- [What you will do] Write out the material exactly, without any of its pictures.

- [Working data]
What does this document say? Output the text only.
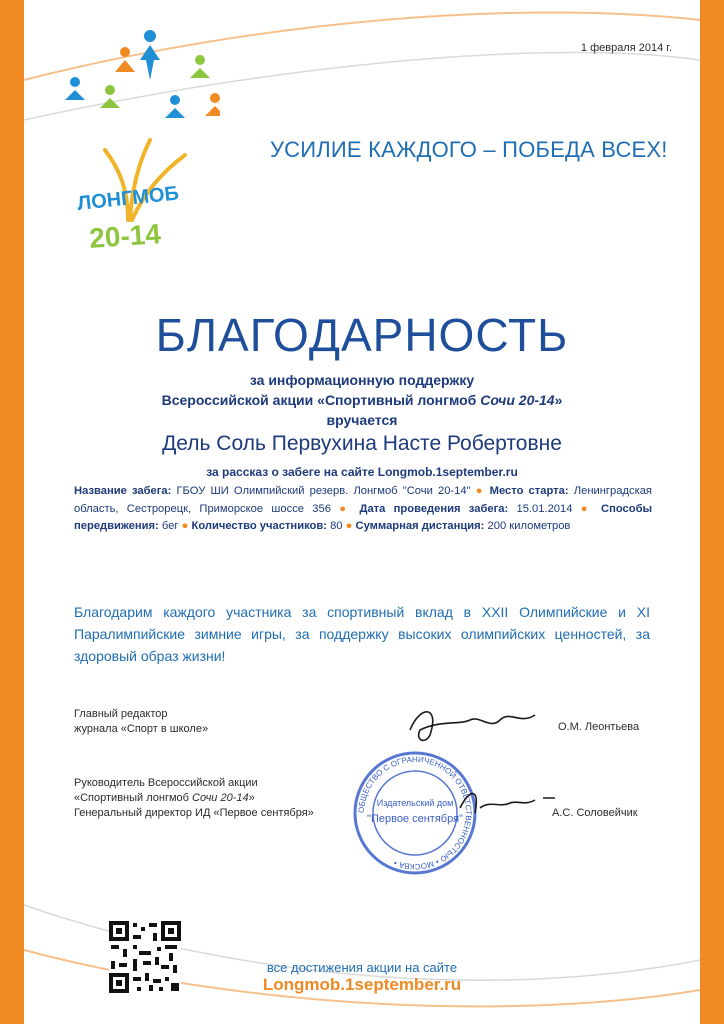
1 февраля 2014 г.
ЛОНГМОБ
20-14
УСИЛИЕ КАЖДОГО – ПОБЕДА ВСЕХ!
БЛАГОДАРНОСТЬ
за информационную поддержку
Всероссийской акции «Спортивный лонгмоб Сочи 20-14»
вручается
Дель Соль Первухина Насте Робертовне
за рассказ о забеге на сайте Longmob.1september.ru
Название забега: ГБОУ ШИ Олимпийский резерв. Лонгмоб "Сочи 20-14" ● Место старта: Ленинградская область, Сестрорецк, Приморское шоссе 356 ● Дата проведения забега: 15.01.2014 ● Способы передвижения: бег ● Количество участников: 80 ● Суммарная дистанция: 200 километров
Благодарим каждого участника за спортивный вклад в XXII Олимпийские и XI Паралимпийские зимние игры, за поддержку высоких олимпийских ценностей, за здоровый образ жизни!
Главный редактор
журнала «Спорт в школе»	О.М. Леонтьева
Руководитель Всероссийской акции
«Спортивный лонгмоб Сочи 20-14»
Генеральный директор ИД «Первое сентября»	ОБЩЕСТВО С ОГРАНИЧЕННОЙ ОТВЕТСТВЕННОСТЬЮ • МОСКВА •
Издательский дом
"Первое сентября"	А.С. Соловейчик
все достижения акции на сайте
Longmob.1september.ru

- [Answer to the exercise]
What does this document say? Output the text only.
1 февраля 2014 г.
ЛОНГМОБ
20-14
УСИЛИЕ КАЖДОГО – ПОБЕДА ВСЕХ!
БЛАГОДАРНОСТЬ
за информационную поддержку
Всероссийской акции «Спортивный лонгмоб Сочи 20-14»
вручается
Дель Соль Первухина Насте Робертовне
за рассказ о забеге на сайте Longmob.1september.ru
Название забега: ГБОУ ШИ Олимпийский резерв. Лонгмоб "Сочи 20-14" ● Место старта: Ленинградская область, Сестрорецк, Приморское шоссе 356 ● Дата проведения забега: 15.01.2014 ● Способы передвижения: бег ● Количество участников: 80 ● Суммарная дистанция: 200 километров
Благодарим каждого участника за спортивный вклад в XXII Олимпийские и XI Паралимпийские зимние игры, за поддержку высоких олимпийских ценностей, за здоровый образ жизни!
Главный редактор
журнала «Спорт в школе»	О.М. Леонтьева
Руководитель Всероссийской акции
«Спортивный лонгмоб Сочи 20-14»
Генеральный директор ИД «Первое сентября»	ОБЩЕСТВО С ОГРАНИЧЕННОЙ ОТВЕТСТВЕННОСТЬЮ • МОСКВА •
Издательский дом
"Первое сентября"	А.С. Соловейчик
все достижения акции на сайте
Longmob.1september.ru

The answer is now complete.